#### AVAILABLE RECORDS ####

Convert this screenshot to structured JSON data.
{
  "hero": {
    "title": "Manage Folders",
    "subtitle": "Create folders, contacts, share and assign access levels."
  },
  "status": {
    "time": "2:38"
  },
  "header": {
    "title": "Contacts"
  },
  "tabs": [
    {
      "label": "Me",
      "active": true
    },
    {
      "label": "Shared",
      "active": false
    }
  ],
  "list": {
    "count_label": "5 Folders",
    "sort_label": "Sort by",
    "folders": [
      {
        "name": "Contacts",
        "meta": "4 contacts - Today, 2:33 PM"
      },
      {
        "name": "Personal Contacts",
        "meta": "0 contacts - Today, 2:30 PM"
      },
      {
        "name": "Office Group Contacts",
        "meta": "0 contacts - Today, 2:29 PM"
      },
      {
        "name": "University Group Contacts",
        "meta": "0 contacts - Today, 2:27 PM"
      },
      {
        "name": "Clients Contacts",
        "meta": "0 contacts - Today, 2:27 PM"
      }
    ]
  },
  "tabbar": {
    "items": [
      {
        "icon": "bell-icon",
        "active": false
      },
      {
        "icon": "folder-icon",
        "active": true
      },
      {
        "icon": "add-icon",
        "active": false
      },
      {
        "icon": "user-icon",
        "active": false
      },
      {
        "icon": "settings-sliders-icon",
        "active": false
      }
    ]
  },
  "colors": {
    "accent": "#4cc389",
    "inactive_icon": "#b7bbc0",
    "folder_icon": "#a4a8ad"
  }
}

####
#### AVAILABLE RECORDS ####

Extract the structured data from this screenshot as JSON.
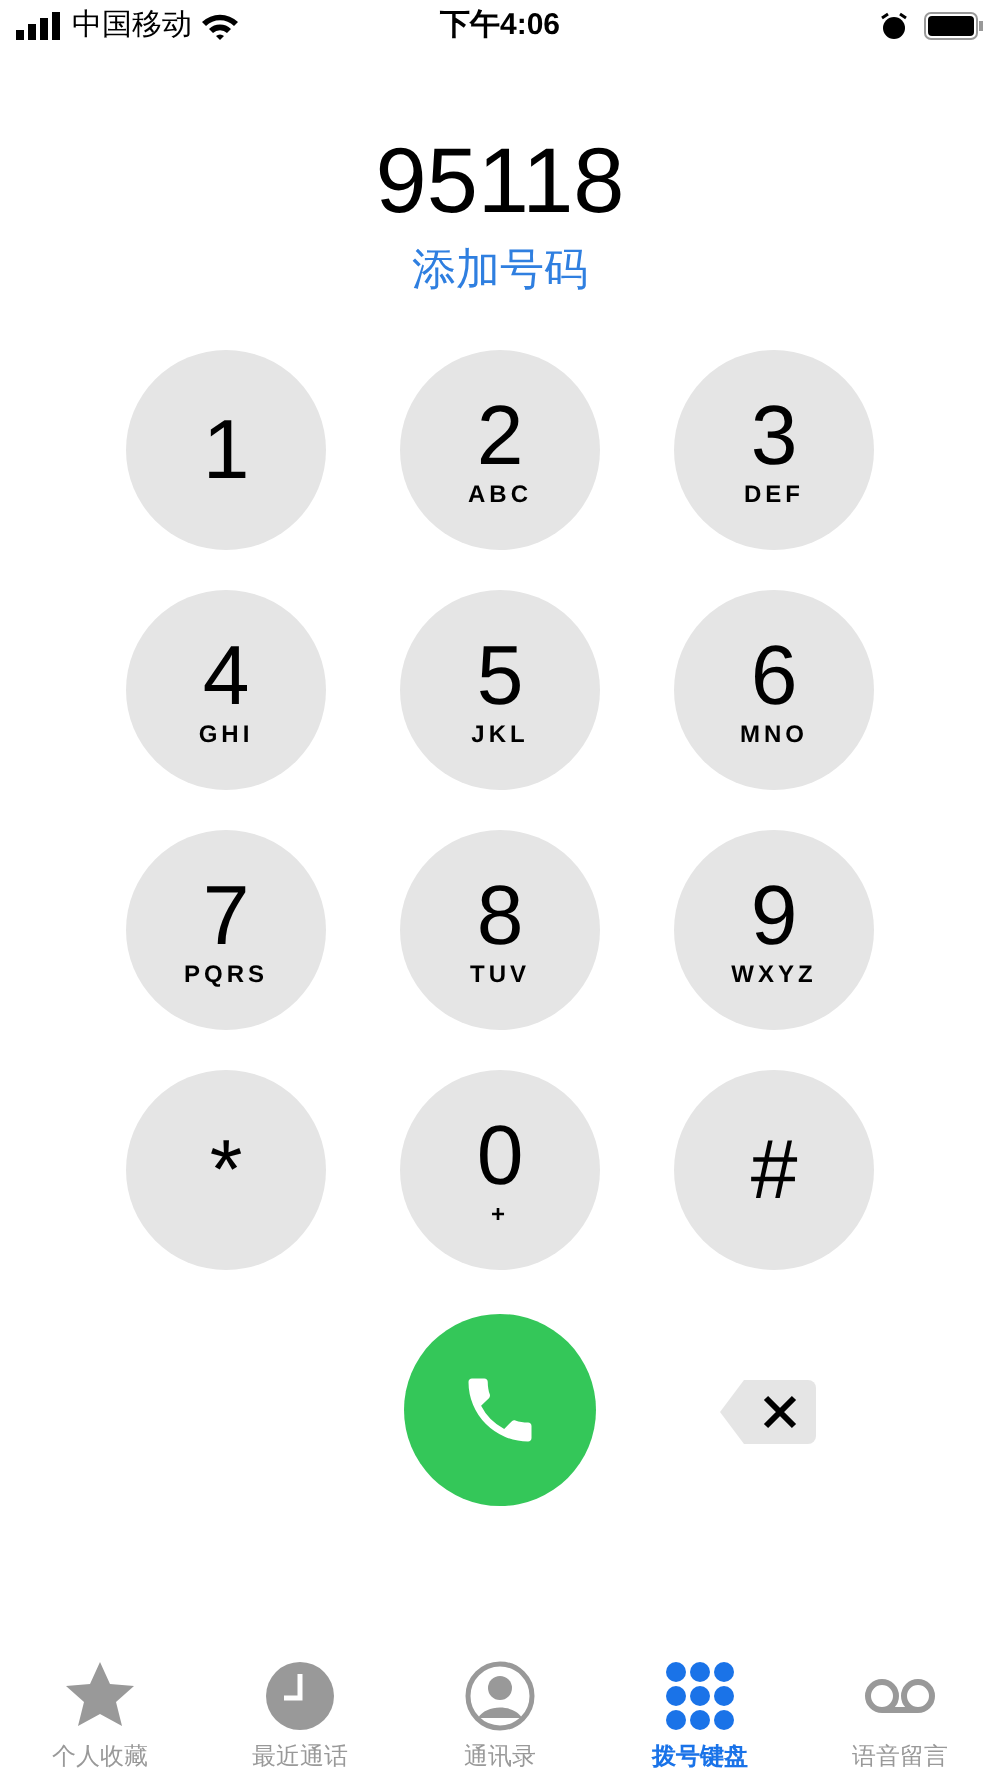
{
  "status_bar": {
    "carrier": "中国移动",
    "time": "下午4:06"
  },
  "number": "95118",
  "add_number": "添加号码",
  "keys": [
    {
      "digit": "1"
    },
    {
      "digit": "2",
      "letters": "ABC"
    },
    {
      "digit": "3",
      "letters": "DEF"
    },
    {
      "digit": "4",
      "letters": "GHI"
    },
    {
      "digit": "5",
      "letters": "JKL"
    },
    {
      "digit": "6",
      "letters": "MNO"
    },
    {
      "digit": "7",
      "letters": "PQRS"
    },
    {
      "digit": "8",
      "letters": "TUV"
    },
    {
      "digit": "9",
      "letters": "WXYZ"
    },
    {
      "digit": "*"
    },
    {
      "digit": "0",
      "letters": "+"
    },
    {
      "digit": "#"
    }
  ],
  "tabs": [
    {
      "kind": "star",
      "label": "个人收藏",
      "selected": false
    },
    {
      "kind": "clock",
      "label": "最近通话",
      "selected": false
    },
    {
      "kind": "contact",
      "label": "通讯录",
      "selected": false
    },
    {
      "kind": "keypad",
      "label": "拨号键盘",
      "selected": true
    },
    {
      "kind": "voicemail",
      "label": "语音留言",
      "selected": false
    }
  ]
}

####
#### AVAILABLE RECORDS ####

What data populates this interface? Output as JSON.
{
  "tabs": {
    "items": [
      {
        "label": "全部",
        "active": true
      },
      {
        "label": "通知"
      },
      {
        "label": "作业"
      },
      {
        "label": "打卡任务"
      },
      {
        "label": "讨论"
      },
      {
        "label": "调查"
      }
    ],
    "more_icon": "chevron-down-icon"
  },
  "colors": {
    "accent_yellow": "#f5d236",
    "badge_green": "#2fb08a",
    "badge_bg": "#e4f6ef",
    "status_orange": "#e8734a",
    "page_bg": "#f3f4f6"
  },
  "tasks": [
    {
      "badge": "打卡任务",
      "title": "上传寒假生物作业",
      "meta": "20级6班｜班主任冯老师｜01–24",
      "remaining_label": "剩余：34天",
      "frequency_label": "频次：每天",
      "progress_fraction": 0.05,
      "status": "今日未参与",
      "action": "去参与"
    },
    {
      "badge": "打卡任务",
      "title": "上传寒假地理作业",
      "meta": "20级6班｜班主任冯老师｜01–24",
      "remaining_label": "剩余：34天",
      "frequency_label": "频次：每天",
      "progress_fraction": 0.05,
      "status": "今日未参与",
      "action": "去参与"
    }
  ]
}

####

WRITTEN TASK:
Scan the entries above and work out how many lines include the word "true"; the reply is that number alone.

FINAL RESULT:
4